■ **Work to complete**:
• a. Please list each group comparison that the abstract below says the combined approach (the test-negative design plus population controls) makes.
• b. According to the abstract below, which risk factors will the test-negative design fail to identify?

■ **Quoted passage**:
The test-negative design with additional population controls: a practical approach to rapidly obtain information on the causes of the SARS-CoV-2 epidemic.

2020 
Testing of symptomatic persons for infection with SARS-CoV-2 is increasingly used in different countries. To collect information to understand the causes of the COVID-19 pandemic, we propose two types of case-control studies that can be carried out jointly in test-settings for symptomatic persons. The first, the test-negative case-control design (TND) is the easiest to implement; it only demands collecting information about potential risk factors for COVID-19 from the tested symptomatic persons. The second, standard case-control studies (CC) with population controls, requires the collection of data on one or more population controls for each person who is tested in the test facilities, so that test-positives and test-negatives can each be compared with population controls. We first summarize the TND and explain how to add it to large-scale testing of symptomatic persons. The TND will detect differences in risk factors between symptomatic persons who have COVID-19 (test-positives) and those who have other respiratory infections (test-negatives). However, risk factors with effect sizes of equal magnitude for both COVID-19 and other respiratory infections will not be identified by the TND. Second, we discuss how to add population controls to compare with the test-positives and the test-negatives separately, yielding two additional case-control studies. We describe two different types of population control groups: one composed of accompanying persons to the test facilities, the other drawn from existing country-wide health care databases. We also describe other types of population controls that may be most suitable in other situations. Combining the test-negative design with population controls yields a triangulation approach that distinguishes between exposures that are risk factors for both COVID-19 and other respiratory infections, and exposures that are risk factors for just COVID-19.

■ **Available data**:
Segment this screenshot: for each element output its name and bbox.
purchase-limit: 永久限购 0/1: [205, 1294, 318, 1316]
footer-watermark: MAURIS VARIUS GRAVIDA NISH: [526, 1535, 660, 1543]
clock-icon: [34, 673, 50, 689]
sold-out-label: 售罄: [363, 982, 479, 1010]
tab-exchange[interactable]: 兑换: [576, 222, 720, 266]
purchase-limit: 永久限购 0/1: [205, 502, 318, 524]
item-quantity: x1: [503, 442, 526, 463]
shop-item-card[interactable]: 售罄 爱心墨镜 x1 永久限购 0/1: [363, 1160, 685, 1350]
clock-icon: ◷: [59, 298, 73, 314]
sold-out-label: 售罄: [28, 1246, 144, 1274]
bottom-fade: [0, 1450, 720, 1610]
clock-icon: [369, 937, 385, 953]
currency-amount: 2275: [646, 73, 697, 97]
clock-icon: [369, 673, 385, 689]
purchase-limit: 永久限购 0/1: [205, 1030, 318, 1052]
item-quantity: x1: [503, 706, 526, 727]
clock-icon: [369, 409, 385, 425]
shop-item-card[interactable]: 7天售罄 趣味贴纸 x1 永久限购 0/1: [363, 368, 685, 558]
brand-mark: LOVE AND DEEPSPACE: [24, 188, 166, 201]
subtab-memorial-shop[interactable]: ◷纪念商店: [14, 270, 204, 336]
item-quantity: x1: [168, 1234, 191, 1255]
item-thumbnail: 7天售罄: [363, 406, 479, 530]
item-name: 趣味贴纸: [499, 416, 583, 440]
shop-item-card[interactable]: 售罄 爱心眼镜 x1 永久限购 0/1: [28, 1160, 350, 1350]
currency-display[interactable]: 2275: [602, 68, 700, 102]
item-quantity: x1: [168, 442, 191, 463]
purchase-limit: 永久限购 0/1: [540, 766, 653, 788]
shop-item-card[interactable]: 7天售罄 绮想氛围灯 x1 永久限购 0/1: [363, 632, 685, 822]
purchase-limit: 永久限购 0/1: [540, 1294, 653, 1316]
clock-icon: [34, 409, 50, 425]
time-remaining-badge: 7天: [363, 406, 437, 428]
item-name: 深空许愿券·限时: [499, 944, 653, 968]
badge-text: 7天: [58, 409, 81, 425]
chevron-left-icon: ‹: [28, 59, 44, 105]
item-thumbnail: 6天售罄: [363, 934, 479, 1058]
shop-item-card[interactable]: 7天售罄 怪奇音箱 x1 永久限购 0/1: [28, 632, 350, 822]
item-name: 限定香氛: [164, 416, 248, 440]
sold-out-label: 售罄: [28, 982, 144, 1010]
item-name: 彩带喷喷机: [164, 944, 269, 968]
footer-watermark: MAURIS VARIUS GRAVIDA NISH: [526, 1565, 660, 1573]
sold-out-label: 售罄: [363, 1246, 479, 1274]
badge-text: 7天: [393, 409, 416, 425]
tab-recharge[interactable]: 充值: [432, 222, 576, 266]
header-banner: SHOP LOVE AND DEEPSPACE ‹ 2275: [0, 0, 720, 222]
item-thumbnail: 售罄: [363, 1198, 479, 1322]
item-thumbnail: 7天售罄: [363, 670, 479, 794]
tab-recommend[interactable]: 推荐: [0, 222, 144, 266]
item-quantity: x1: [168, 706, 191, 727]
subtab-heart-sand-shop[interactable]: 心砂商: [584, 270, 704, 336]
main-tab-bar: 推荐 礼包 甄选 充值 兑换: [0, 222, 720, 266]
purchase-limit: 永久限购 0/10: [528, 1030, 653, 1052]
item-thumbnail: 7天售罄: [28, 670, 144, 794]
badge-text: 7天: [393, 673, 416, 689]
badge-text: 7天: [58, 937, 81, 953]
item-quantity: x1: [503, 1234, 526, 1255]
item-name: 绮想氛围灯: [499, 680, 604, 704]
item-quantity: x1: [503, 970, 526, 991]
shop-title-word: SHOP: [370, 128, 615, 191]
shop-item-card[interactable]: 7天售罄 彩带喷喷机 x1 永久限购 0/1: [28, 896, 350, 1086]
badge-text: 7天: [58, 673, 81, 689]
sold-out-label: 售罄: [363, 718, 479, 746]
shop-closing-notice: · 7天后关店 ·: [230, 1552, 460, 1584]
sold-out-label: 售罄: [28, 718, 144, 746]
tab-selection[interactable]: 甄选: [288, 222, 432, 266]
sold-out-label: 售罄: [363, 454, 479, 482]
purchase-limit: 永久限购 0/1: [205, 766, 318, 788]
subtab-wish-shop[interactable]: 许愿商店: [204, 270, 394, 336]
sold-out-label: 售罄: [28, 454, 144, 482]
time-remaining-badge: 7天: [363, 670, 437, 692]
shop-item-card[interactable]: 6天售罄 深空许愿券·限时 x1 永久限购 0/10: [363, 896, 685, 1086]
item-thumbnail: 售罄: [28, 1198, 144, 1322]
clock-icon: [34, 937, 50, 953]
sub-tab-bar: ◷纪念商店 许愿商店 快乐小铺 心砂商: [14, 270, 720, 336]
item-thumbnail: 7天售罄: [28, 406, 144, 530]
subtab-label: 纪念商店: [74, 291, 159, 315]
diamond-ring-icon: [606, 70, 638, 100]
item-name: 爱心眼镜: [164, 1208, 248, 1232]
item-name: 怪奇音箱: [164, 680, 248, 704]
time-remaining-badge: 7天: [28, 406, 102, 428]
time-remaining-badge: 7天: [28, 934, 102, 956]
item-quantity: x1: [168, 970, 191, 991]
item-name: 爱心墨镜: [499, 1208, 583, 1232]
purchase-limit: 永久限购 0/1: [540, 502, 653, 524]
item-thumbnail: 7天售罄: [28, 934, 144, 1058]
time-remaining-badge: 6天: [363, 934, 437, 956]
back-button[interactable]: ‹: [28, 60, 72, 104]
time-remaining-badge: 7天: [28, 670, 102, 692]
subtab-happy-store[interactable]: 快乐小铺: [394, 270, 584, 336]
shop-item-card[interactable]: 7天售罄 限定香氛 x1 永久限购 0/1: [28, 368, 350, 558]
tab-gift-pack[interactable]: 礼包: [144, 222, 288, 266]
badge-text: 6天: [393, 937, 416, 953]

■ **Completed exercise**:
• a.
- Test-positives compared with test-negatives (the test-negative design)
- Test-positives compared with population controls
- Test-negatives compared with population controls

• b. Risk factors with effect sizes of equal magnitude for both COVID-19 and other respiratory infections.